WHAT YOU NEED TO DO>
Your task is to repeat all of the material exactly.

(Figure collection entries)
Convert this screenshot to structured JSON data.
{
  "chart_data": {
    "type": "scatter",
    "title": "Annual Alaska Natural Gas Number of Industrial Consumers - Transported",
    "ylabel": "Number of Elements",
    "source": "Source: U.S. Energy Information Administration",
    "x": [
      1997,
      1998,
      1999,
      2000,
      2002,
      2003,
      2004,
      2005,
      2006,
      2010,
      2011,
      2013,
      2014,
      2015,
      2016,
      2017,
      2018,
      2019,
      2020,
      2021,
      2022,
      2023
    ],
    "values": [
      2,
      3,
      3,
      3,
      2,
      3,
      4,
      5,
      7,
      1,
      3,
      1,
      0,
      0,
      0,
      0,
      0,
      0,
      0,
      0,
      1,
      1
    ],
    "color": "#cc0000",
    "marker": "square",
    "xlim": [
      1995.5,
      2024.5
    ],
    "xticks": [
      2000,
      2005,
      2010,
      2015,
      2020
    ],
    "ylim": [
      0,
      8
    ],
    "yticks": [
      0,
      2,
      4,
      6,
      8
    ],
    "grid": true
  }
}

SOLUTION>
Convert this screenshot to structured JSON data.
{
  "chart_data": {
    "type": "scatter",
    "title": "Annual Alaska Natural Gas Number of Industrial Consumers - Transported",
    "ylabel": "Number of Elements",
    "source": "Source: U.S. Energy Information Administration",
    "x": [
      1997,
      1998,
      1999,
      2000,
      2002,
      2003,
      2004,
      2005,
      2006,
      2010,
      2011,
      2013,
      2014,
      2015,
      2016,
      2017,
      2018,
      2019,
      2020,
      2021,
      2022,
      2023
    ],
    "values": [
      2,
      3,
      3,
      3,
      2,
      3,
      4,
      5,
      7,
      1,
      3,
      1,
      0,
      0,
      0,
      0,
      0,
      0,
      0,
      0,
      1,
      1
    ],
    "color": "#cc0000",
    "marker": "square",
    "xlim": [
      1995.5,
      2024.5
    ],
    "xticks": [
      2000,
      2005,
      2010,
      2015,
      2020
    ],
    "ylim": [
      0,
      8
    ],
    "yticks": [
      0,
      2,
      4,
      6,
      8
    ],
    "grid": true
  }
}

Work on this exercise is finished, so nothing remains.